» Required actions:
[1] In the passage on training methods, rewrite the part between "Special courses refer" and "a particular duration.", inclusive, with "executives" changed to "managers".
[2] According to the passage on training methods, which company provides management programs to its employees after they have served for a particular duration?

» Page:
>>>>>
The most desirable life position is the “I am OK, You are OK” position. It shows that the person is happy with himself as also with all others who interact with him. Such a person is full of vigour, pro­ductive, and at peace with himself and the world around him.

(e) Stroking:

A stroke means any act of recognition or pat on the back received or given to another. In fact, the motive behind every transaction is to receive or give strokes. The strokes may be physical, verbal or gestural. A stroke may induce a good or bad feeling in the recipient. When it induces a good feeling, it is a positive stroke. When it leads to a bad feeling, it is a negative stroke.

When a person does not get the required strokes on the job, he may seek them through various ways. In the process, he may even harm himself or others. He may also play psychological games for the purpose, alternately taking on “persecutor,” “victim” or “rescuer” roles. For example, a student may bully others, complain about being bullied by someone, or come to help another being bullied.


Off-The-Job Training Methods – 8 Important Training Techniques: Special Courses, Case Study, Role Playing, Discussion Approach and a Few Other Techniques

In the off-the-job training method, training is conducted at the location that is away from the actual workplace.

The training techniques are explained in the following sections:

1. Special Courses:

Special courses refer to the training courses that the executives are required to attend. These courses are formally organized by the organizations with the help of experts from various educational institutions. For instance, trainees are sponsored by employers to attend courses conducted by various management institutes. An example could be Infosys Technologies Ltd. that provides management programs to its employees after they have served the organization for a particular duration.

2. Case Study:

Case study represents a training method in which a real or hypothetical problem or situation demanding a solution is presented in writing to the trainees. They are required to identify and analyze the problem; suggest and evaluate the alternative courses of action; and select the most appropriate solution. The solutions suggested by one trainee can vary from another trainee. This method is generally used to teach the concepts of business management, law, and human relations to the employees.

3. Role Playing:

Role playing denotes the method of human interaction that demands realistic behavior in imaginary situations. This method of training asks the trainees to act, do, and practice. In a role play, the trainees are asked to play the role of certain characters, such as the department manager, support engineer, supervisors, or quality auditors. This method mainly focuses on the development of the interpersonal skills and practical understanding of the problem.
<<<<<
» Rows from a dataset:
>>>>>
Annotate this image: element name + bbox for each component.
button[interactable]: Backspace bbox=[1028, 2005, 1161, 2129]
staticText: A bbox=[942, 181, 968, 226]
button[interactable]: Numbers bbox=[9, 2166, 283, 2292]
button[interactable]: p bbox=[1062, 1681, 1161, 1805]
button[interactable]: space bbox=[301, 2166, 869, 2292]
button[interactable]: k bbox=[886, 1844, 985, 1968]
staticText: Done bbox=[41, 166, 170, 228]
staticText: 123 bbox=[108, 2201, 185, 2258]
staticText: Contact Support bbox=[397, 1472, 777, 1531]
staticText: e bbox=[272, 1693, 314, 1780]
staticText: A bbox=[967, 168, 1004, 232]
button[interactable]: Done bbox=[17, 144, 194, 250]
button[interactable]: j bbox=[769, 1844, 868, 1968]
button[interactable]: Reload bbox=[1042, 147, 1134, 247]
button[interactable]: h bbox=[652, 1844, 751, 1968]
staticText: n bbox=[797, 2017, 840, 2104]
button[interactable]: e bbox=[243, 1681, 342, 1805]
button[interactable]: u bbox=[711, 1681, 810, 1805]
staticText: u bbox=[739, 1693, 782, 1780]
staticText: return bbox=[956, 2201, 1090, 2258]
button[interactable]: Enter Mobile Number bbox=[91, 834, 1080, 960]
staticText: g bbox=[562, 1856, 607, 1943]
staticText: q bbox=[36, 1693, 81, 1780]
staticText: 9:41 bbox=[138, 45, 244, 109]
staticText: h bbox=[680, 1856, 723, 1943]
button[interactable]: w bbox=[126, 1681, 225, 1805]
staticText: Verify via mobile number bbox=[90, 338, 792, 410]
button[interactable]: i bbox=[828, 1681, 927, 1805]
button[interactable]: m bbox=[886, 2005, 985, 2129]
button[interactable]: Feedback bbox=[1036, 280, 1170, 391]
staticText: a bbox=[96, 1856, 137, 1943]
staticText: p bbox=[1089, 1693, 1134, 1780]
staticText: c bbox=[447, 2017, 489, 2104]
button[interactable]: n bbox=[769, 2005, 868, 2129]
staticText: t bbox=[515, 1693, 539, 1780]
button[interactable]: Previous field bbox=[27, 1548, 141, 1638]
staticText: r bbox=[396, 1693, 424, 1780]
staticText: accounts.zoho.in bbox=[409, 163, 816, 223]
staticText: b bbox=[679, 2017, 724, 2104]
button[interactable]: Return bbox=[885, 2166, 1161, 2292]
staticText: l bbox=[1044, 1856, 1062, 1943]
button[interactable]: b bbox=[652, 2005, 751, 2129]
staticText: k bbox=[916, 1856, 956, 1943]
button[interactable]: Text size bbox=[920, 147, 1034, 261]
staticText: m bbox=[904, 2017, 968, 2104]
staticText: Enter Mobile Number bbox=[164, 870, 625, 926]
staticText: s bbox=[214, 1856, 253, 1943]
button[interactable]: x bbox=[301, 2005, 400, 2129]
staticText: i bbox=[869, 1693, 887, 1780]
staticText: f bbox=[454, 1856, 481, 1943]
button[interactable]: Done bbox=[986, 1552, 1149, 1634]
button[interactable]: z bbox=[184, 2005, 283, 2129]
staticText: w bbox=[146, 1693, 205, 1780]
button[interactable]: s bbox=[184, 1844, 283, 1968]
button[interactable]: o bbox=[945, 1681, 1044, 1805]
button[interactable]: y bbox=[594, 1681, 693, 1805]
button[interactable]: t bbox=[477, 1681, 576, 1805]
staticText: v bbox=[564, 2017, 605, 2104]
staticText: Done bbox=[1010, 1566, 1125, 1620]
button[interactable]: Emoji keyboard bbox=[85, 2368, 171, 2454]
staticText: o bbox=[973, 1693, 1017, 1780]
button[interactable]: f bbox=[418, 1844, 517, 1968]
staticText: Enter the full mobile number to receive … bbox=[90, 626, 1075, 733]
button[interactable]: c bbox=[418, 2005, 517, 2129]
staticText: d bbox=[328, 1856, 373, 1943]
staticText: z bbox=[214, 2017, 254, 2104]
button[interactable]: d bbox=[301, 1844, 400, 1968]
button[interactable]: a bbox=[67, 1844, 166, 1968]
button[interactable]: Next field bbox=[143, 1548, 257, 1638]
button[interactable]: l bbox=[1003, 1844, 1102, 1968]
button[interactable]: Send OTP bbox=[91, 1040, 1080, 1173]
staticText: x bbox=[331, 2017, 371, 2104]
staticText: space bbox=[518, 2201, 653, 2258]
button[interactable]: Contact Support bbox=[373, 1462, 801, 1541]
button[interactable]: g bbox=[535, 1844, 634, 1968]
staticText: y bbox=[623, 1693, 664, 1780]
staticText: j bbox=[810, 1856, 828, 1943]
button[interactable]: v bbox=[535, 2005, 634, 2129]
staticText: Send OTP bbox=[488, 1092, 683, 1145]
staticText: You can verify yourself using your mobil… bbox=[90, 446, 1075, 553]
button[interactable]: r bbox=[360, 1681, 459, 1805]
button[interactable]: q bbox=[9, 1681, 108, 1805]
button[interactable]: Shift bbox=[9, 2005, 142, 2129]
<<<<<
» Per-task outputs:
[1]
Special courses refer to the training courses that the managers are required to attend. These courses are formally organized by the organizations with the help of experts from various educational institutions. For instance, trainees are sponsored by employers to attend courses conducted by various management institutes. An example could be Infosys Technologies Ltd. that provides management programs to its employees after they have served the organization for a particular duration.

[2] Infosys Technologies Ltd.